Problem to work on: Search the data below for the word "SRMTID" and copy each line that holds it.

Figure contents as structured data:
____
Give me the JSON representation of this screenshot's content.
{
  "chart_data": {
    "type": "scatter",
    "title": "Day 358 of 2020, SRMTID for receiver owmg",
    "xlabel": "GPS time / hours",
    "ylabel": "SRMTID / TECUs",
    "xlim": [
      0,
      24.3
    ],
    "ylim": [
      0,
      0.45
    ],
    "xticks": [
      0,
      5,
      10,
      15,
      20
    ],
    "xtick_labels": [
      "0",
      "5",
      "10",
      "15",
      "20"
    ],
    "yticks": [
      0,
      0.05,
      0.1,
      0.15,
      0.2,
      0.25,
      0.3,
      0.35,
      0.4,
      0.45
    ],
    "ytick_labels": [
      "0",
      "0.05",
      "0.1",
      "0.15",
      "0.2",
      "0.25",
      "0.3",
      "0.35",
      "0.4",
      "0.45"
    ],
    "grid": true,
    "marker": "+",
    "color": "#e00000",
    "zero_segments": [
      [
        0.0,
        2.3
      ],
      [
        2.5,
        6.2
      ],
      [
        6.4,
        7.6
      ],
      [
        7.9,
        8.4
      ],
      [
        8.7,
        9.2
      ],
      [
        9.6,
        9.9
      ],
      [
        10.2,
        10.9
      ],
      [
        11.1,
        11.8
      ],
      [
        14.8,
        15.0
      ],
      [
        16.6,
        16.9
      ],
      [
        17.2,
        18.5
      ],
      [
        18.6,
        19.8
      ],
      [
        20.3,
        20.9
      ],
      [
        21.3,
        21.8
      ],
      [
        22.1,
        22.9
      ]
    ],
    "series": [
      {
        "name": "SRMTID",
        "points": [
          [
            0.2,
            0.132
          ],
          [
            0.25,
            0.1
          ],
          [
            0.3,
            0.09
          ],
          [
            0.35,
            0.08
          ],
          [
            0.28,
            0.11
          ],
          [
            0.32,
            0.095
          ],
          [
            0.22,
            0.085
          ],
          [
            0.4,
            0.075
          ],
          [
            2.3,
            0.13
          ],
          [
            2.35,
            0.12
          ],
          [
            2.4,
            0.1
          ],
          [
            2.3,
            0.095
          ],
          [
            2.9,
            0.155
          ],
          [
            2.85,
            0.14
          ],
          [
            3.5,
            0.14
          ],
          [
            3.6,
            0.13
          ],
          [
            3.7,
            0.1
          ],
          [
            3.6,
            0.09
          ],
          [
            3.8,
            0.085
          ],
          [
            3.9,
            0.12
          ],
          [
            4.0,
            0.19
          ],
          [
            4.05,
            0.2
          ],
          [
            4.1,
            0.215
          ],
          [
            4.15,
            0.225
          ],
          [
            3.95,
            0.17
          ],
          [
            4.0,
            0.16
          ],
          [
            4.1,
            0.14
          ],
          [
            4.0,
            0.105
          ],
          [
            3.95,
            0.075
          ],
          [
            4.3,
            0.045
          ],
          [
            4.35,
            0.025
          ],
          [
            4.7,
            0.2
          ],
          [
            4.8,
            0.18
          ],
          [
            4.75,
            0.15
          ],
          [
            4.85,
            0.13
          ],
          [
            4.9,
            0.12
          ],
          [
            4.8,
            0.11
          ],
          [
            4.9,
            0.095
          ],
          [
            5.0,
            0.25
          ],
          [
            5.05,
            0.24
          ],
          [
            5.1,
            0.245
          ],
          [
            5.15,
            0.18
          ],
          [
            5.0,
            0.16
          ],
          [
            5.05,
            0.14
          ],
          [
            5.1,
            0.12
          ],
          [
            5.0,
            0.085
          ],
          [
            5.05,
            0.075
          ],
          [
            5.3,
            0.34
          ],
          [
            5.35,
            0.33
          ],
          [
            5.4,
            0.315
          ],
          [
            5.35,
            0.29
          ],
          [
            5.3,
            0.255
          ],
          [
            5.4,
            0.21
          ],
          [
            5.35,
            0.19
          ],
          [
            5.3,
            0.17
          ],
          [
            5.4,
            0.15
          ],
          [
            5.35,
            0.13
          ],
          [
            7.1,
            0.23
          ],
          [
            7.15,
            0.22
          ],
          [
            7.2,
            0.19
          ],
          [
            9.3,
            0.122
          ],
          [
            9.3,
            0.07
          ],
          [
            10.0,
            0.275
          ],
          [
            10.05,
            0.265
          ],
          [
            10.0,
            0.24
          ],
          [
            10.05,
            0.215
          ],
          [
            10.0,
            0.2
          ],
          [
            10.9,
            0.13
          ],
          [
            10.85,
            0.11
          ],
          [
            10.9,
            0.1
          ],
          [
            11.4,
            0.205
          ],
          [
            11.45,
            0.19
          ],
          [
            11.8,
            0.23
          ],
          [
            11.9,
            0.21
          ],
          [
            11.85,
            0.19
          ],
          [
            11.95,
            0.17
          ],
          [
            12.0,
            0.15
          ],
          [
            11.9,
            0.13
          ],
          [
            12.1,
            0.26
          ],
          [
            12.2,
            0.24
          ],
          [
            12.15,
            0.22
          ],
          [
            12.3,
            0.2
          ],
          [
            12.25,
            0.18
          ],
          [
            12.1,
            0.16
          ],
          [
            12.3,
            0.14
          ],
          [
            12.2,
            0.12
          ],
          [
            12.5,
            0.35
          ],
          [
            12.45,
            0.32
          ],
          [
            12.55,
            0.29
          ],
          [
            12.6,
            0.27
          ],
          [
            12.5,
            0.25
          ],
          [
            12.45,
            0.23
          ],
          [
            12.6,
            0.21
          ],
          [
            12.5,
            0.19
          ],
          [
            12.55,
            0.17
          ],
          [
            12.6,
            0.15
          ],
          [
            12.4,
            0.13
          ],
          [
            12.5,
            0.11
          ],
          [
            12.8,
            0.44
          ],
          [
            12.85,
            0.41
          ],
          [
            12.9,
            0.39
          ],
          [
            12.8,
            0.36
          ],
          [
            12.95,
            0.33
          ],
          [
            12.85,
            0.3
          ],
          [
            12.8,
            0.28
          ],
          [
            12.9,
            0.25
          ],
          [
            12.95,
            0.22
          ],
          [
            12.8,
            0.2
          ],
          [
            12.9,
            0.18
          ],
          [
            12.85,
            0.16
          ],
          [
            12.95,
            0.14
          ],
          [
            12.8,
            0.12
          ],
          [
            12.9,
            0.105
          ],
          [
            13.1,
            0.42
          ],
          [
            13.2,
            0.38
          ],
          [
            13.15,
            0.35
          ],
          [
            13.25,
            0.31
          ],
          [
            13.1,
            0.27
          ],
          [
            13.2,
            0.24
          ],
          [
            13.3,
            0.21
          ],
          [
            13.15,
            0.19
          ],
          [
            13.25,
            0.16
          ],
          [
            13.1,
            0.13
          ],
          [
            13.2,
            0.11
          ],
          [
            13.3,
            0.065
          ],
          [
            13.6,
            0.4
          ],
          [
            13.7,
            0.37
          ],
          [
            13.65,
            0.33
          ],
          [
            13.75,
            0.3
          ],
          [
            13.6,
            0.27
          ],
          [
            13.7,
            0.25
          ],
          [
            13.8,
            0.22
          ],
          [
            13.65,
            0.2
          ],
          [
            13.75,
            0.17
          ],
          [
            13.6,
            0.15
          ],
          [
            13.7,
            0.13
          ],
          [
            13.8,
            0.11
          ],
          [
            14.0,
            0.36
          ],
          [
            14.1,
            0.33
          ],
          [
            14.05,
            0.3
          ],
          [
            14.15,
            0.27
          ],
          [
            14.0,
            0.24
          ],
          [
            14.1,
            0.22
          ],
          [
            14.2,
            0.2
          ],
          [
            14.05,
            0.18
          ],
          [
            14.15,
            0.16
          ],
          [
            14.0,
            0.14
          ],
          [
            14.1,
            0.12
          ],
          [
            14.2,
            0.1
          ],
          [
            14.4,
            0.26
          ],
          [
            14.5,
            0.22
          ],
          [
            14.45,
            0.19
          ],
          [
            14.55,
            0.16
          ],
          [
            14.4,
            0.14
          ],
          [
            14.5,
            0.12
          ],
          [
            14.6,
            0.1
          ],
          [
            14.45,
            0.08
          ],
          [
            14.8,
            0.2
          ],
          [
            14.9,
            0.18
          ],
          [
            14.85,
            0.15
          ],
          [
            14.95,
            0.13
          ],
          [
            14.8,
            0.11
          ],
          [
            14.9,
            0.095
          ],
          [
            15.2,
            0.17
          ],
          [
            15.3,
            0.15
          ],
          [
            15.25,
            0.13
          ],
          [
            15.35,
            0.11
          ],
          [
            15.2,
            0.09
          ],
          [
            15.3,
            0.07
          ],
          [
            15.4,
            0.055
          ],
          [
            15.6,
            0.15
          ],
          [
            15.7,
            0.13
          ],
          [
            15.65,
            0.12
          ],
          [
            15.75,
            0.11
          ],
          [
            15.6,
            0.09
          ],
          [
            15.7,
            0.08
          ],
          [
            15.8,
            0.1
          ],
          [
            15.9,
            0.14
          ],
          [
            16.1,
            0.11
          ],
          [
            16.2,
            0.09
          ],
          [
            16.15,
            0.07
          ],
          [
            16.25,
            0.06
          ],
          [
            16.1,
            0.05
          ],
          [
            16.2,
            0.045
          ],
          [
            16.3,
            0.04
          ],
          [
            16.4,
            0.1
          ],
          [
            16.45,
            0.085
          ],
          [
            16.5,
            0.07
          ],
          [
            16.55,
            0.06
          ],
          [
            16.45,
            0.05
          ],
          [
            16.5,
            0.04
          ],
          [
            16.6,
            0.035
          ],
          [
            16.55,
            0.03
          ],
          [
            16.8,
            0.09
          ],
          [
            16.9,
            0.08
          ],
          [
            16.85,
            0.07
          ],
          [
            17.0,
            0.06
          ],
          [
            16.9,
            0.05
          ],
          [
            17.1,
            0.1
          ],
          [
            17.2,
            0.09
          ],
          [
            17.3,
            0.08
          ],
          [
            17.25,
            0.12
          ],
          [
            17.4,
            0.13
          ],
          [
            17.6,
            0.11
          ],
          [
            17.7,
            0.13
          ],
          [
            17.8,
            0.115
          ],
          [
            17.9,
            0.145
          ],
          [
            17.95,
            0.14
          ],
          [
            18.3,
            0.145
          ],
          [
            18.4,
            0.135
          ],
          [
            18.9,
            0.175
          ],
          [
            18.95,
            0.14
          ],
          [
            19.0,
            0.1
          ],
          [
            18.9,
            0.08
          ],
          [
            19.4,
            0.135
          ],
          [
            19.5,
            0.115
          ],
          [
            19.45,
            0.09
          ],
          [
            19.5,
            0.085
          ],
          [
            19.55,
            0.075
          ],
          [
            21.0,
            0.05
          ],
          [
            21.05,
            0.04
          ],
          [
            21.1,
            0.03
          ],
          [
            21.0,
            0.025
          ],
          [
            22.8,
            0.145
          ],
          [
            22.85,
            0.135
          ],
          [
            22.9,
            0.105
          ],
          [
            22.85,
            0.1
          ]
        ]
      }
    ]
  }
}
____
Task output:
    "title": "Day 358 of 2020, SRMTID for receiver owmg",
    "ylabel": "SRMTID / TECUs",
        "name": "SRMTID",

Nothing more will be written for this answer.